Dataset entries
⁂

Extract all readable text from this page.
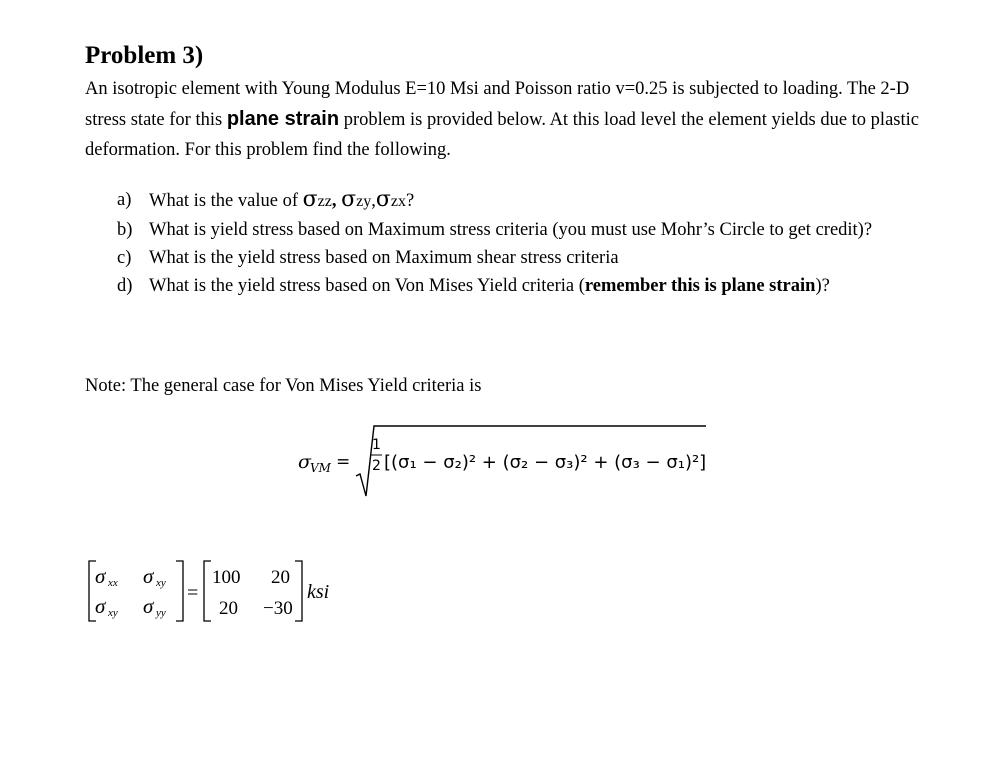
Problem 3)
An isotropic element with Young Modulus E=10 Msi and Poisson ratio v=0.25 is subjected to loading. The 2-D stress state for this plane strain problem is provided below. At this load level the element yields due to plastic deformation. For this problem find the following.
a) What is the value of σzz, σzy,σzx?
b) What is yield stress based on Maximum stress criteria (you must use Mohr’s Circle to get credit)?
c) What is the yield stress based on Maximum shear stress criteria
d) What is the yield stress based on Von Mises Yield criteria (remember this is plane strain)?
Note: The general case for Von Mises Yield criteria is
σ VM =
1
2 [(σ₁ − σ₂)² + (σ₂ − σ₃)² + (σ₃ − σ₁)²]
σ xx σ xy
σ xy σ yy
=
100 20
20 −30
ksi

⁂

WHAT TO PRODUCE
Leave out the pictures and output every record above precisely as given.

TASK RESPONSE
Extract all readable text from this page.
Problem 3)
An isotropic element with Young Modulus E=10 Msi and Poisson ratio v=0.25 is subjected to loading. The 2-D stress state for this plane strain problem is provided below. At this load level the element yields due to plastic deformation. For this problem find the following.
a) What is the value of σzz, σzy,σzx?
b) What is yield stress based on Maximum stress criteria (you must use Mohr’s Circle to get credit)?
c) What is the yield stress based on Maximum shear stress criteria
d) What is the yield stress based on Von Mises Yield criteria (remember this is plane strain)?
Note: The general case for Von Mises Yield criteria is
σ VM =
1
2 [(σ₁ − σ₂)² + (σ₂ − σ₃)² + (σ₃ − σ₁)²]
σ xx σ xy
σ xy σ yy
=
100 20
20 −30
ksi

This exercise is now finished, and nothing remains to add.